====== Raw data

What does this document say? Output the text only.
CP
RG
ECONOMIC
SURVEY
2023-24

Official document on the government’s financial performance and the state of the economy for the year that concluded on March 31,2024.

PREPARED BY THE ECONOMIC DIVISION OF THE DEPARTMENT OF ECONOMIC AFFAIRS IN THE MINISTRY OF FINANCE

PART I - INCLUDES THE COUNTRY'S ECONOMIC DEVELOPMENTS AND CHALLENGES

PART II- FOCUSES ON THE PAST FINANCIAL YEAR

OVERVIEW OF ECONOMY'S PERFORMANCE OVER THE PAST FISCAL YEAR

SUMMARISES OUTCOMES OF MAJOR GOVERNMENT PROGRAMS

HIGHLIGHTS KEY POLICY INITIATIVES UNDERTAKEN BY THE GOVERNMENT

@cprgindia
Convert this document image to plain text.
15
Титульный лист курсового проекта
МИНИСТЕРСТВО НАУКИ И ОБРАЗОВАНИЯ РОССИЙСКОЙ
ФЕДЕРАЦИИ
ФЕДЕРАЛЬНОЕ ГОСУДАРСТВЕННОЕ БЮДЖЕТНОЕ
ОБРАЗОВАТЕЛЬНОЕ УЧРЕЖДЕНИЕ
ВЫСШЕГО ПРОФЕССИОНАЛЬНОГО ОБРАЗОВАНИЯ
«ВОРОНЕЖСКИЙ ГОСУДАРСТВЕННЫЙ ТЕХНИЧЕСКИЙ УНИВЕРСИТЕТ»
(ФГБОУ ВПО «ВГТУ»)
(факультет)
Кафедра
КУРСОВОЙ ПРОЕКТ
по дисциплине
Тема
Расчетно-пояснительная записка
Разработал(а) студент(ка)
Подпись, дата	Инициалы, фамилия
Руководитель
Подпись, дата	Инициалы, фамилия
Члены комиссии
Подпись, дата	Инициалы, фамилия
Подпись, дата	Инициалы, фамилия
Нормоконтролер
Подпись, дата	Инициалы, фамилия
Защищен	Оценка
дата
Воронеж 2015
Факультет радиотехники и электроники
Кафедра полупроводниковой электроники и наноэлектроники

============

* **Task to carry out**
Extract the full listing above without altering anything.

* **Correct answer**
What does this document say? Output the text only.
CP
RG
ECONOMIC
SURVEY
2023-24

Official document on the government’s financial performance and the state of the economy for the year that concluded on March 31,2024.

PREPARED BY THE ECONOMIC DIVISION OF THE DEPARTMENT OF ECONOMIC AFFAIRS IN THE MINISTRY OF FINANCE

PART I - INCLUDES THE COUNTRY'S ECONOMIC DEVELOPMENTS AND CHALLENGES

PART II- FOCUSES ON THE PAST FINANCIAL YEAR

OVERVIEW OF ECONOMY'S PERFORMANCE OVER THE PAST FISCAL YEAR

SUMMARISES OUTCOMES OF MAJOR GOVERNMENT PROGRAMS

HIGHLIGHTS KEY POLICY INITIATIVES UNDERTAKEN BY THE GOVERNMENT

@cprgindia
Convert this document image to plain text.
15
Титульный лист курсового проекта
МИНИСТЕРСТВО НАУКИ И ОБРАЗОВАНИЯ РОССИЙСКОЙ
ФЕДЕРАЦИИ
ФЕДЕРАЛЬНОЕ ГОСУДАРСТВЕННОЕ БЮДЖЕТНОЕ
ОБРАЗОВАТЕЛЬНОЕ УЧРЕЖДЕНИЕ
ВЫСШЕГО ПРОФЕССИОНАЛЬНОГО ОБРАЗОВАНИЯ
«ВОРОНЕЖСКИЙ ГОСУДАРСТВЕННЫЙ ТЕХНИЧЕСКИЙ УНИВЕРСИТЕТ»
(ФГБОУ ВПО «ВГТУ»)
(факультет)
Кафедра
КУРСОВОЙ ПРОЕКТ
по дисциплине
Тема
Расчетно-пояснительная записка
Разработал(а) студент(ка)
Подпись, дата	Инициалы, фамилия
Руководитель
Подпись, дата	Инициалы, фамилия
Члены комиссии
Подпись, дата	Инициалы, фамилия
Подпись, дата	Инициалы, фамилия
Нормоконтролер
Подпись, дата	Инициалы, фамилия
Защищен	Оценка
дата
Воронеж 2015
Факультет радиотехники и электроники
Кафедра полупроводниковой электроники и наноэлектроники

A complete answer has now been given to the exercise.